===== Text shown

Effectivity and expiry settings (most commonly expressed as a Unix “Epoch time” or ISO 8601 or RFC 3339 “datetime”, e.g., content effective as of “2018-01-08 10:00:00Z”, and expiring “2018-01-12 13:00:00Z”) and policy (regarding things such as retention and overwrites) can be determined through the Show Management Server User Interface 210, the Show Prep App 100, or another tool designed to allow configuration of network content policy. In most cases, this information will be automatically set based on the policy settings of the system. Such effectivity and expiry metadata are generally communicated along with the content assets, either by tagging them directly, or keeping them in a lookup table or database, which could include the Asset Manifest. Note that it is possible for Content Assets to have their expiry datetimes updated by content distributions that take place subsequent to the initial distribution that resulted in that Content Asset being loaded into the Content Cache. In such a case, the expiry date of an asset may be updated to reflect that some program has requested that it remain cached for a longer time. As is usual in local management of caches of limited size, policy defined by the servers is usually interpreted as a suggestion, and local policy may override it (for instance, in an environment in which storage is limited, by refusing to cache large assets (forcing them to be instead downloaded on-demand only when needed) or purging large items (such as video clips) after use to minimize the impact on local storage of the Audience App device.)

FIG. 5 illustrates an embodiment of an exemplary process 505 to transfer information and Content Groups that have been marked as available to the cache of an Audience App. Note that the Audience App may dynamically select the most appropriately optimized assets based on the capabilities of the local hardware and software device running the app, cache policy (for instance smaller video clips may be preferable if only a small amount of cache space is available), the priority of the asset and or Content Group (for example, Content Groups marked as “Emergency Information” or “Official Emergency Information” would take priority over others), and network concerns such as bandwidth availability, stability, and latency.

The exemplary process 505 shown in FIG. 5 includes pulling a manifest from the content distribution queue (515), selecting best or optimal assets (525), downloading or pushing the asset set or Content Group to the Content Cache of an audience app (535) and identifying or marking the asset set or Content Group as available (545). The Audience App 500 contacts the Network Hub Server 300 with a message containing information identifying the show that the audience member is consuming. A manifest for that show ID is then downloaded, and a set of assets is selected by the Application Logic 510 (see FIG. 17) of the Audience App 500 and the Content Cache Manager 520. The set of assets selected may be influenced by the storage and compute capabilities of the Mobile Device running the Audience App 500, a set predetermined static or dynamically altered policies reflecting cache usage, priorities, network quality available (including bandwidth, latency, reliability/stability, mobility, etc.) and other factors. (For instance a mobile device running the Audience App with a large amount of memory and a high-resolution screen might load a higher-resolution version of a video clip into its cache, while a more limited mobile device might choose to download a lower resolution version of the same clip from the manifest instead. Once the content assets making up an asset set is confirmed to be available in the Content Cache 530 for use by the Content Cache Manager 520, the Application Logic 510 is notified that the asset set is available for use and activation by an event notification.

==========
===== Information shown

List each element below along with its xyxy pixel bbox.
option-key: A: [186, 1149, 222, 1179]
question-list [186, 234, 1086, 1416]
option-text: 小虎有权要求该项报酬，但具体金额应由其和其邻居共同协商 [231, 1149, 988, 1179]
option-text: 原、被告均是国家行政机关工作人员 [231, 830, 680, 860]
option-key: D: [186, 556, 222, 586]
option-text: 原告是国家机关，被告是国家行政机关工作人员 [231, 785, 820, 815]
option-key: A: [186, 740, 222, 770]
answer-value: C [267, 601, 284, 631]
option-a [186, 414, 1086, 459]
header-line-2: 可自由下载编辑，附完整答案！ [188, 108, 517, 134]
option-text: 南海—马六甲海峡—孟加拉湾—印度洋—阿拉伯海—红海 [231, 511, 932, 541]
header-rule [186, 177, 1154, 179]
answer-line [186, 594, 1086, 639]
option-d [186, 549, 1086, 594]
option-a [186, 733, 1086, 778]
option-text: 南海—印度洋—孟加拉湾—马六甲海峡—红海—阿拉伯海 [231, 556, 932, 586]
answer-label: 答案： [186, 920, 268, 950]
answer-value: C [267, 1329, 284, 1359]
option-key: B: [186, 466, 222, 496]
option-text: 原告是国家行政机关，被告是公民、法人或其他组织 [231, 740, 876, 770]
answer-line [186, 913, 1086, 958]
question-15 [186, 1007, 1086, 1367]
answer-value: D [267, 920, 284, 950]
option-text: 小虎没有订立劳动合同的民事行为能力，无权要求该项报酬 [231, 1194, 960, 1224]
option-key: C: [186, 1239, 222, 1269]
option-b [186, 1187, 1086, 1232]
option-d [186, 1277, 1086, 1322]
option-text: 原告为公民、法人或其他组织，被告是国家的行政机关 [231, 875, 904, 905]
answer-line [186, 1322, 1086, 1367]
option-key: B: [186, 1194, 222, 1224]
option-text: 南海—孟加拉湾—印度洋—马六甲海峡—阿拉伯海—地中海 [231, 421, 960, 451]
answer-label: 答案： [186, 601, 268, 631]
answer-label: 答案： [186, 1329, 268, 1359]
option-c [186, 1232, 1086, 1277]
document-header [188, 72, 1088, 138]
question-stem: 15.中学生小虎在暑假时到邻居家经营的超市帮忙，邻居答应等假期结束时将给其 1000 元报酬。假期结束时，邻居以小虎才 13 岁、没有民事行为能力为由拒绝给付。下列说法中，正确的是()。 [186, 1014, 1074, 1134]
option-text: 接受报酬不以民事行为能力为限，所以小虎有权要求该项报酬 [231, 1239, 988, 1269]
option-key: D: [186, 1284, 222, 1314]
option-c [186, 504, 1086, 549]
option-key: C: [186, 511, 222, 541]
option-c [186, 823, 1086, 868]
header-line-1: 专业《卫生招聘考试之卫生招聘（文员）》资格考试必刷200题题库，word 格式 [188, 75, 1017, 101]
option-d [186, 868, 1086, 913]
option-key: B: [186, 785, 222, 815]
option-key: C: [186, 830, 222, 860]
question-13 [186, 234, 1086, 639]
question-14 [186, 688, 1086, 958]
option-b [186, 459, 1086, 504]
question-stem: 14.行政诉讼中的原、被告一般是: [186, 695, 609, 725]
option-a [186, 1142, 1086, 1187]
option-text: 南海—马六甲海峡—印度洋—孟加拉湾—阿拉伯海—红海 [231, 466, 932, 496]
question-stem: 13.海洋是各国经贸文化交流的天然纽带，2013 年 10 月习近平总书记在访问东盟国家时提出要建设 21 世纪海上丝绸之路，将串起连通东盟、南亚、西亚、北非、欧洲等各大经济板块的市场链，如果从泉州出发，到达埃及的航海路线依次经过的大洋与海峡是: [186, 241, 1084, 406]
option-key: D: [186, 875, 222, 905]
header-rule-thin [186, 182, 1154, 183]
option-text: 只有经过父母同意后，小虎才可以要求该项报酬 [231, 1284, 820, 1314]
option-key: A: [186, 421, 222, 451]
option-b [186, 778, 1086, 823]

==========

Goals:
• A. Please answer these questions about the content caching text, one per line:
(i) Through which tools can effectivity and expiry settings be determined?
(ii) Which two Content Group labels are given as examples of groups that would take priority over others?
(iii) What four steps does the exemplary process 505 include?
• B. Write the next part of the content caching text, starting after its last sentence.

Responses by task:
• A.
(i) The Show Management Server User Interface 210, the Show Prep App 100, or another tool designed to allow configuration of network content policy.
(ii) "Emergency Information" and "Official Emergency Information."
(iii) Pulling a manifest from the content distribution queue (515), selecting best or optimal assets (525), downloading or pushing the asset set or Content Group to the Content Cache of an audience app (535), and identifying or marking the asset set or Content Group as available (545).

• B.
Note that event notifications such as those described above, and even the distribution of the program content stream itself, may optionally take advantage of multicast and/or broadcast capabilities of the data and wireless networks connecting the Audience App devices, if such capabilities are available. In most cases, such optimization requires higher-level interfaces to and with the wireless carriers' networks. Also note that such capability to broadcast or multicast data could additionally be used to minimize the network impact of live-streaming the program content itself “in-band” over the data and wireless networks connecting the Audience App devices.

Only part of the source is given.